[Records about charts and figures]

# # # # #

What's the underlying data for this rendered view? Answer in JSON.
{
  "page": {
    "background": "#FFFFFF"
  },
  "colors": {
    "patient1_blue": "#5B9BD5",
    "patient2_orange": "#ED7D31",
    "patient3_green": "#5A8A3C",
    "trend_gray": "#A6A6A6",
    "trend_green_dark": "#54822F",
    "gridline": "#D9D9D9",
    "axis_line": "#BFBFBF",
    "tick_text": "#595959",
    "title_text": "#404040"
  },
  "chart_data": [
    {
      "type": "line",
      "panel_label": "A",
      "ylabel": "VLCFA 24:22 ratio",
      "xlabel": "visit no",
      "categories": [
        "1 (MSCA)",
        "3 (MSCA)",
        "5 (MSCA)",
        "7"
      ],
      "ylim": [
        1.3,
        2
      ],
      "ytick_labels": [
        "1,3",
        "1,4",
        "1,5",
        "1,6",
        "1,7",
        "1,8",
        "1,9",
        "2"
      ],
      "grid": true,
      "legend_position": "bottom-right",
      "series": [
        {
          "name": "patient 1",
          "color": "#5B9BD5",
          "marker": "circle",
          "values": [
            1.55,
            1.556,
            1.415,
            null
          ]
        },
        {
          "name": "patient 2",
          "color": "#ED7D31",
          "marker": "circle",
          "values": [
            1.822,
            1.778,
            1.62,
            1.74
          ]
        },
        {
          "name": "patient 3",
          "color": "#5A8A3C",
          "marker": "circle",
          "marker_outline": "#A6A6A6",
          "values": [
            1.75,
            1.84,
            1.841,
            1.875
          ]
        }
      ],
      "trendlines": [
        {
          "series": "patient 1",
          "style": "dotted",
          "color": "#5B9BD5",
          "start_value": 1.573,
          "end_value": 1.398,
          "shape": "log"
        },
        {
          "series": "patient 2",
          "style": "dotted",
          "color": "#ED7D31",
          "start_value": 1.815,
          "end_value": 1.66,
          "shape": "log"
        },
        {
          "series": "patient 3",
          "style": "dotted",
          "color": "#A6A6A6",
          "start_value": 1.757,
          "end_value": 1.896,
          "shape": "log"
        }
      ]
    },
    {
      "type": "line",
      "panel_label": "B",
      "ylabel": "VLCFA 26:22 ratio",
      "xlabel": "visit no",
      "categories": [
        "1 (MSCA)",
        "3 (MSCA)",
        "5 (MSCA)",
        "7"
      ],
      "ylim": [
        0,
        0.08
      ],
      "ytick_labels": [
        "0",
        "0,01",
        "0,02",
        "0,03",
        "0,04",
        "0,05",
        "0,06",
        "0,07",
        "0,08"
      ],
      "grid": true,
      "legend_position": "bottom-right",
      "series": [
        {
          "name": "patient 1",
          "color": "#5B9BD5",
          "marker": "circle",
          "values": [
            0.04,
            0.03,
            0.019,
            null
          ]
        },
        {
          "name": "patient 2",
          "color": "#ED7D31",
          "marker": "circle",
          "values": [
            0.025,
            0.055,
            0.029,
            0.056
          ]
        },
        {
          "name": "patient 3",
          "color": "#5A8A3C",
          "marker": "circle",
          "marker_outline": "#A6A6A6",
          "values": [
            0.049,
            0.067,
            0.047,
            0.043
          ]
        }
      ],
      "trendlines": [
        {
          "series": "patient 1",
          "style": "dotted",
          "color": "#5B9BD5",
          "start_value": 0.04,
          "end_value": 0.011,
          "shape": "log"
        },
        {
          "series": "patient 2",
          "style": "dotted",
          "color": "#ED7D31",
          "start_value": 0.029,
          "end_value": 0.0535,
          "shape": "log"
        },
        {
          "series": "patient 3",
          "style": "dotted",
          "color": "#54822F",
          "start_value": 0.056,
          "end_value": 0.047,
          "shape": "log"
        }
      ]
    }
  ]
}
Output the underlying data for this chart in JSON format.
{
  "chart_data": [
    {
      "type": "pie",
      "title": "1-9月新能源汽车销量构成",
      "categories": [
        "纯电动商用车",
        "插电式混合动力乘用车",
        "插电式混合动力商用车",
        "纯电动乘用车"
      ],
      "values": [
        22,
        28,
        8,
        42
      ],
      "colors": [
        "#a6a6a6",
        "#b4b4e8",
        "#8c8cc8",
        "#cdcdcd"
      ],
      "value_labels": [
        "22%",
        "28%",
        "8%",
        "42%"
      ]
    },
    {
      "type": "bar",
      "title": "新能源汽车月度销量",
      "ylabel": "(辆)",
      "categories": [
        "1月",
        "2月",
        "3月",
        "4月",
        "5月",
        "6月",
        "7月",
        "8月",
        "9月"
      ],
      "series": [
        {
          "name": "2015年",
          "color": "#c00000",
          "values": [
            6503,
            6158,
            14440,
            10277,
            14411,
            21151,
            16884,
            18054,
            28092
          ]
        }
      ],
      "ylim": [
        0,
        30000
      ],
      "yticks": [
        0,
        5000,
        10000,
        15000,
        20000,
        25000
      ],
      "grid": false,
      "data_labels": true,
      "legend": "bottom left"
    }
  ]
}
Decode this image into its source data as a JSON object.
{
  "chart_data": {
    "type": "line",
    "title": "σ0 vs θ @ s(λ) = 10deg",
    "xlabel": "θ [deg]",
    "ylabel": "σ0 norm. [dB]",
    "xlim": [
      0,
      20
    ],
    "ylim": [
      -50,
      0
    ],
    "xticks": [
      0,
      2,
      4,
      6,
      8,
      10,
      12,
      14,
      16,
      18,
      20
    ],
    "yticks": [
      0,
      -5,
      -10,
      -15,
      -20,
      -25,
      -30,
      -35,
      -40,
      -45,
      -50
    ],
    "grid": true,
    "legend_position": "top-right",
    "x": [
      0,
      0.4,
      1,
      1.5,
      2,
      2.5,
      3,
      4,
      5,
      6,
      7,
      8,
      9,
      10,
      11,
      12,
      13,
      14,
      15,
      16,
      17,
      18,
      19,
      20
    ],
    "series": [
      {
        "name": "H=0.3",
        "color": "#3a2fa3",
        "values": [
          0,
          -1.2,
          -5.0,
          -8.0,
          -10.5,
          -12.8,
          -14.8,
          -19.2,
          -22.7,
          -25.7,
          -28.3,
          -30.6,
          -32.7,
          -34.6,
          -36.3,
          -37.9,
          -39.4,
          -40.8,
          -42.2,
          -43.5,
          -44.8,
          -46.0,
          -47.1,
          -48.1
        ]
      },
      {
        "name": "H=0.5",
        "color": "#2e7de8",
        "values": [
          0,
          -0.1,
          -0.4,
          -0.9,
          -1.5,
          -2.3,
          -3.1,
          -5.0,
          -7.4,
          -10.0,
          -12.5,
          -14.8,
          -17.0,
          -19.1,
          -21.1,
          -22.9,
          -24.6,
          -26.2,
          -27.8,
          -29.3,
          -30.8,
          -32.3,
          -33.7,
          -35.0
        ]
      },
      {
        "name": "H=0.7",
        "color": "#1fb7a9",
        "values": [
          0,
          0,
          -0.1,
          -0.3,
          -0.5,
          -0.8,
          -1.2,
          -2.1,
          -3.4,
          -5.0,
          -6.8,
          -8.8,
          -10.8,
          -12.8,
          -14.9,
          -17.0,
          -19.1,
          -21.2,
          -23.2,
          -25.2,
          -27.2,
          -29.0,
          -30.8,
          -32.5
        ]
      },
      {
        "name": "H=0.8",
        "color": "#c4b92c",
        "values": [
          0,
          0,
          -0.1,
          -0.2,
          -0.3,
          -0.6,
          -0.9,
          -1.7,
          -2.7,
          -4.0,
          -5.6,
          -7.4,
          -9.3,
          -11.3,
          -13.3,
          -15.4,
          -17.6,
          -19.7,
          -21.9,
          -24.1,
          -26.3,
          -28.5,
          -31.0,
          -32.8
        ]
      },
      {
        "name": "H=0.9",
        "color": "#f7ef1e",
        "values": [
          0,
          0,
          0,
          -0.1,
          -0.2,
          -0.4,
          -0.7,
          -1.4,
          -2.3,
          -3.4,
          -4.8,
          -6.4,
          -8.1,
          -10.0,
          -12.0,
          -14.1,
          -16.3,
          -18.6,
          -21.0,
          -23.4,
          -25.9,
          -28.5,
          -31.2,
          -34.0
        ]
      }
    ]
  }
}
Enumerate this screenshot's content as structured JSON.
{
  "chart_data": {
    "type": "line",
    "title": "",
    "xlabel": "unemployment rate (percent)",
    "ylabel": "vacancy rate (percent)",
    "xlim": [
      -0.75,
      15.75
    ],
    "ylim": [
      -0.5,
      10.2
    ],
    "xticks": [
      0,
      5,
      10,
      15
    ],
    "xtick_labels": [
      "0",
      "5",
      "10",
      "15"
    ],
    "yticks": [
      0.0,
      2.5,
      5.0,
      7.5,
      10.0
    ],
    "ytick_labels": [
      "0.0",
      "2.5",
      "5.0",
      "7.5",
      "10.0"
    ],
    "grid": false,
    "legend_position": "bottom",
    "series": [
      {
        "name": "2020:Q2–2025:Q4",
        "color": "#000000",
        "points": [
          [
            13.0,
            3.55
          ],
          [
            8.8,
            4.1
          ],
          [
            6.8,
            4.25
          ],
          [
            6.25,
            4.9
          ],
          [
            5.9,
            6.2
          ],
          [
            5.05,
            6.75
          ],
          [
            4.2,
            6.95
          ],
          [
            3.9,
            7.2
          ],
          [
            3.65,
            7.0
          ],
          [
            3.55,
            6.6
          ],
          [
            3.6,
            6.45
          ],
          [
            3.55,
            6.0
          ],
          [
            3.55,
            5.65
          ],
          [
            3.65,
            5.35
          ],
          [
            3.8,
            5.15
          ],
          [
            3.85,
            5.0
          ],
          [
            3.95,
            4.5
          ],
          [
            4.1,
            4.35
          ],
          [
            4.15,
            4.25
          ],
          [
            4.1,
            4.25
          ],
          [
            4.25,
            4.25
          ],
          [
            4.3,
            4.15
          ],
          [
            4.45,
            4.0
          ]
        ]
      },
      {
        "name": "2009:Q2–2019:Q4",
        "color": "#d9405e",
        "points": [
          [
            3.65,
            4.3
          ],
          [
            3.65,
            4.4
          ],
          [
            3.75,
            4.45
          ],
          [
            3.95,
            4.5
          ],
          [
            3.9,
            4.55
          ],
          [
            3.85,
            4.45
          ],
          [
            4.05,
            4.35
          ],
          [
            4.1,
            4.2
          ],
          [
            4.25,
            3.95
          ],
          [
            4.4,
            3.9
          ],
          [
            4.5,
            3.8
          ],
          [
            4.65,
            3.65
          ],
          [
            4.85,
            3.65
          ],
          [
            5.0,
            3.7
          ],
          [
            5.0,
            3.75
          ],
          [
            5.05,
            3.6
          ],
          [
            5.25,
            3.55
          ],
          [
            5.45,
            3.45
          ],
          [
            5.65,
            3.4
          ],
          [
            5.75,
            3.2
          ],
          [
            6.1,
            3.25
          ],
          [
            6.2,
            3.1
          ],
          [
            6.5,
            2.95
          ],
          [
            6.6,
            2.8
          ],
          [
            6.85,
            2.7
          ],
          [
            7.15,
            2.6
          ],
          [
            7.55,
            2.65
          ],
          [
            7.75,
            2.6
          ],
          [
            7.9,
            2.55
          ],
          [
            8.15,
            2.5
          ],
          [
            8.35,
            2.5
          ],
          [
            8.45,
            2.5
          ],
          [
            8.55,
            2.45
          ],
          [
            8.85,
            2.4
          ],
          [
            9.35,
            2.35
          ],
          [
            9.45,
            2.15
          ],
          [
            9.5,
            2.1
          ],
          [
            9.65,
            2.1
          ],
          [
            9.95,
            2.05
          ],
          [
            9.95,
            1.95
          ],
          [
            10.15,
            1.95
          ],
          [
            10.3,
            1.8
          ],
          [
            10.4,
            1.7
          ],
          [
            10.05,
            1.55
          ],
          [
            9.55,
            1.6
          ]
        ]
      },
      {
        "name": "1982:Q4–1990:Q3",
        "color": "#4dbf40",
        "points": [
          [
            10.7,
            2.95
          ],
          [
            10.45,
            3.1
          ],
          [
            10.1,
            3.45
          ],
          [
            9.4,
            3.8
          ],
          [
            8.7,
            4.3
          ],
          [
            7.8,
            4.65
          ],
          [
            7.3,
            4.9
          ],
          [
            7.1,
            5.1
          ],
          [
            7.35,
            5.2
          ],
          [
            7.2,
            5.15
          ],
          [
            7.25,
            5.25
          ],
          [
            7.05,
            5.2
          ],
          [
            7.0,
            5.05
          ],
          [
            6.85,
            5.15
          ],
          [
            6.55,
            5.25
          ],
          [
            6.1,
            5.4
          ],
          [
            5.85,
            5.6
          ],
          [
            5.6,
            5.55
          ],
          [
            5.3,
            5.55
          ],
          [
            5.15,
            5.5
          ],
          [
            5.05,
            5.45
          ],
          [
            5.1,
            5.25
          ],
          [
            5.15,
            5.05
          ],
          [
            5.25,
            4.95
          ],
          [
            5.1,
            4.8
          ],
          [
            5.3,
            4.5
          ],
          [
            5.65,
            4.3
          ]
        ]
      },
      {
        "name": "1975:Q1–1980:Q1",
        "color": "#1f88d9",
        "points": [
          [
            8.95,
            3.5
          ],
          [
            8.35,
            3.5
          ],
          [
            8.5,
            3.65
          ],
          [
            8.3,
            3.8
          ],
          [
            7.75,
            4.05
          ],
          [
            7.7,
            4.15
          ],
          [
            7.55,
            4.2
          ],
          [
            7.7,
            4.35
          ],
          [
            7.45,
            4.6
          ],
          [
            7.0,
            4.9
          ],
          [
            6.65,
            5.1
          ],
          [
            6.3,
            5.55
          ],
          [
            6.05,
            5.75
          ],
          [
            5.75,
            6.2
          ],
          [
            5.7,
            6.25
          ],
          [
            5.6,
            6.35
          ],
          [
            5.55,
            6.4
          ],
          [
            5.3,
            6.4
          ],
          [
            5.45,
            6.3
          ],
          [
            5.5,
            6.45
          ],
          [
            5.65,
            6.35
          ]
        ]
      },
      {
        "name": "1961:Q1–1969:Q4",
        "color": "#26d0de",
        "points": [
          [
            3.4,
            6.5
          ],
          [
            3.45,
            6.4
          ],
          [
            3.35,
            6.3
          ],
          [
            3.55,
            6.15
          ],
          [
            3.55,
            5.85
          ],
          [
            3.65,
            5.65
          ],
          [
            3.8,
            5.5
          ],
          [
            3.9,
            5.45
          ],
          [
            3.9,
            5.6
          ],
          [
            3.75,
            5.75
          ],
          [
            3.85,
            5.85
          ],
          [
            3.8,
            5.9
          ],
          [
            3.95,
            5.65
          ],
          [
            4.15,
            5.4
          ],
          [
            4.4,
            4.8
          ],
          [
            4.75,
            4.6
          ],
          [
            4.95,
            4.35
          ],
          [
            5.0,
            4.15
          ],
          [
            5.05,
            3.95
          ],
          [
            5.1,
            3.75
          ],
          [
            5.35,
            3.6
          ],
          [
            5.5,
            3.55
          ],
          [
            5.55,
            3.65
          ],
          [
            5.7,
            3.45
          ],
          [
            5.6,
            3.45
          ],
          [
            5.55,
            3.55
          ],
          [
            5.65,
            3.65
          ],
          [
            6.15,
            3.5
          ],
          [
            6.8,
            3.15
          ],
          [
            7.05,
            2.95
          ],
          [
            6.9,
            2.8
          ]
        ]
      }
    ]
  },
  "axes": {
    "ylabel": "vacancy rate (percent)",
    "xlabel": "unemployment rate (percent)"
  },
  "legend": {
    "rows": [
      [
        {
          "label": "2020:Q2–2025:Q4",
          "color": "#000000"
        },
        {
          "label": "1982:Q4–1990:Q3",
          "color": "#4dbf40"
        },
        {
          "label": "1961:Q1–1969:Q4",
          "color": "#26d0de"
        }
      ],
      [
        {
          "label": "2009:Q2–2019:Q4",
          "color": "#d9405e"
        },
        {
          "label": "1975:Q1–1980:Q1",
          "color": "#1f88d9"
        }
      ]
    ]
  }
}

# # # # #

> **REQUIREMENTS**
Collect the lines that hold "bottom".

> **FINAL RESULT**
      "legend_position": "bottom-right",
      "legend_position": "bottom-right",
      "legend": "bottom left"
    "legend_position": "bottom",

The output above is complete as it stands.